TASK INSTRUCTIONS >> All entries must be repeated exactly; do not include the pictures.

RECORDS SUPPLIED >>
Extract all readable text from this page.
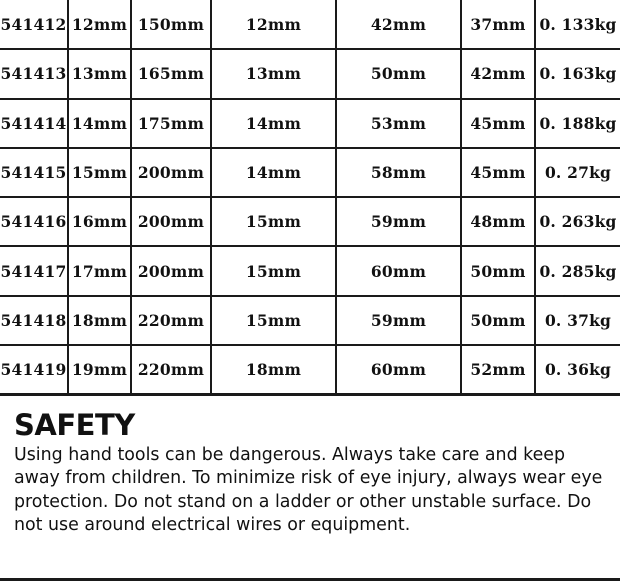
541412	12mm	150mm	12mm	42mm	37mm	0. 133kg
541413	13mm	165mm	13mm	50mm	42mm	0. 163kg
541414	14mm	175mm	14mm	53mm	45mm	0. 188kg
541415	15mm	200mm	14mm	58mm	45mm	0. 27kg
541416	16mm	200mm	15mm	59mm	48mm	0. 263kg
541417	17mm	200mm	15mm	60mm	50mm	0. 285kg
541418	18mm	220mm	15mm	59mm	50mm	0. 37kg
541419	19mm	220mm	18mm	60mm	52mm	0. 36kg
SAFETY

Using hand tools can be dangerous. Always take care and keep away from children. To minimize risk of eye injury, always wear eye protection. Do not stand on a ladder or other unstable surface. Do not use around electrical wires or equipment.
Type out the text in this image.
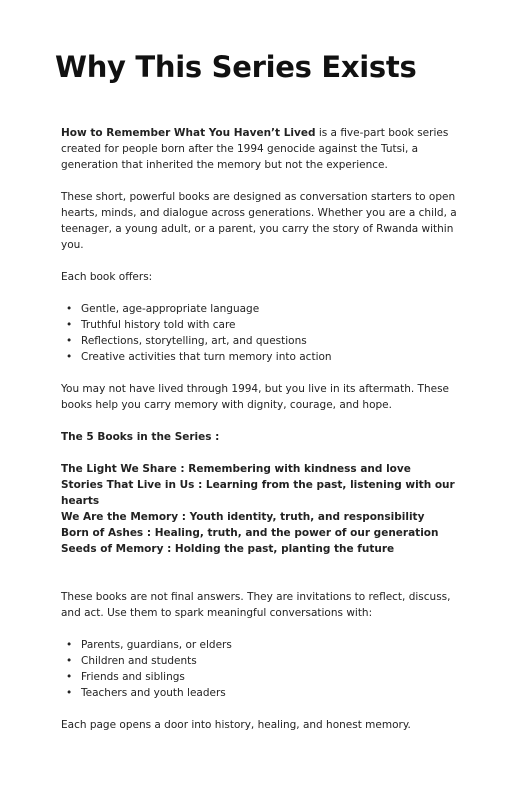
Why This Series Exists

How to Remember What You Haven’t Lived is a five-part book series created for people born after the 1994 genocide against the Tutsi, a generation that inherited the memory but not the experience.

These short, powerful books are designed as conversation starters to open hearts, minds, and dialogue across generations. Whether you are a child, a teenager, a young adult, or a parent, you carry the story of Rwanda within you.

Each book offers:

• Gentle, age-appropriate language
• Truthful history told with care
• Reflections, storytelling, art, and questions
• Creative activities that turn memory into action

You may not have lived through 1994, but you live in its aftermath. These books help you carry memory with dignity, courage, and hope.

The 5 Books in the Series :

The Light We Share : Remembering with kindness and love

Stories That Live in Us : Learning from the past, listening with our hearts

We Are the Memory : Youth identity, truth, and responsibility

Born of Ashes : Healing, truth, and the power of our generation

Seeds of Memory : Holding the past, planting the future

These books are not final answers. They are invitations to reflect, discuss, and act. Use them to spark meaningful conversations with:

• Parents, guardians, or elders
• Children and students
• Friends and siblings
• Teachers and youth leaders

Each page opens a door into history, healing, and honest memory.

REPLY >>
Extract all readable text from this page.
541412	12mm	150mm	12mm	42mm	37mm	0. 133kg
541413	13mm	165mm	13mm	50mm	42mm	0. 163kg
541414	14mm	175mm	14mm	53mm	45mm	0. 188kg
541415	15mm	200mm	14mm	58mm	45mm	0. 27kg
541416	16mm	200mm	15mm	59mm	48mm	0. 263kg
541417	17mm	200mm	15mm	60mm	50mm	0. 285kg
541418	18mm	220mm	15mm	59mm	50mm	0. 37kg
541419	19mm	220mm	18mm	60mm	52mm	0. 36kg
SAFETY

Using hand tools can be dangerous. Always take care and keep away from children. To minimize risk of eye injury, always wear eye protection. Do not stand on a ladder or other unstable surface. Do not use around electrical wires or equipment.
Type out the text in this image.
Why This Series Exists

How to Remember What You Haven’t Lived is a five-part book series created for people born after the 1994 genocide against the Tutsi, a generation that inherited the memory but not the experience.

These short, powerful books are designed as conversation starters to open hearts, minds, and dialogue across generations. Whether you are a child, a teenager, a young adult, or a parent, you carry the story of Rwanda within you.

Each book offers:

• Gentle, age-appropriate language
• Truthful history told with care
• Reflections, storytelling, art, and questions
• Creative activities that turn memory into action

You may not have lived through 1994, but you live in its aftermath. These books help you carry memory with dignity, courage, and hope.

The 5 Books in the Series :

The Light We Share : Remembering with kindness and love

Stories That Live in Us : Learning from the past, listening with our hearts

We Are the Memory : Youth identity, truth, and responsibility

Born of Ashes : Healing, truth, and the power of our generation

Seeds of Memory : Holding the past, planting the future

These books are not final answers. They are invitations to reflect, discuss, and act. Use them to spark meaningful conversations with:

• Parents, guardians, or elders
• Children and students
• Friends and siblings
• Teachers and youth leaders

Each page opens a door into history, healing, and honest memory.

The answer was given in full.